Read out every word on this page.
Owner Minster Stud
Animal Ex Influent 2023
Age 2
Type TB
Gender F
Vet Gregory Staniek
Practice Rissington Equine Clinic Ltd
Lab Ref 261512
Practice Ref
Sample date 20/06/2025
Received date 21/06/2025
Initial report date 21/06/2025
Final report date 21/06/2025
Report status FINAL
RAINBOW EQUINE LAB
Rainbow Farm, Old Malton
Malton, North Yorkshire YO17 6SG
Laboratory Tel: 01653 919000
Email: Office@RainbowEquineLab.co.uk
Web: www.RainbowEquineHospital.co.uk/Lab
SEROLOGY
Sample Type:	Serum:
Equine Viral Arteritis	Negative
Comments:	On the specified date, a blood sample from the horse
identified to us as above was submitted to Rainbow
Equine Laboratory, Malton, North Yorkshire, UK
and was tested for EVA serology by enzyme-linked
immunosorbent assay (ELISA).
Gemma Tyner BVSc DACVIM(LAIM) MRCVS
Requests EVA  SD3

########################################

● **Exercise prompt**: What you return must match the entries exactly, word for word.

● **Answer**:
Read out every word on this page.
Owner Minster Stud
Animal Ex Influent 2023
Age 2
Type TB
Gender F
Vet Gregory Staniek
Practice Rissington Equine Clinic Ltd
Lab Ref 261512
Practice Ref
Sample date 20/06/2025
Received date 21/06/2025
Initial report date 21/06/2025
Final report date 21/06/2025
Report status FINAL
RAINBOW EQUINE LAB
Rainbow Farm, Old Malton
Malton, North Yorkshire YO17 6SG
Laboratory Tel: 01653 919000
Email: Office@RainbowEquineLab.co.uk
Web: www.RainbowEquineHospital.co.uk/Lab
SEROLOGY
Sample Type:	Serum:
Equine Viral Arteritis	Negative
Comments:	On the specified date, a blood sample from the horse
identified to us as above was submitted to Rainbow
Equine Laboratory, Malton, North Yorkshire, UK
and was tested for EVA serology by enzyme-linked
immunosorbent assay (ELISA).
Gemma Tyner BVSc DACVIM(LAIM) MRCVS
Requests EVA  SD3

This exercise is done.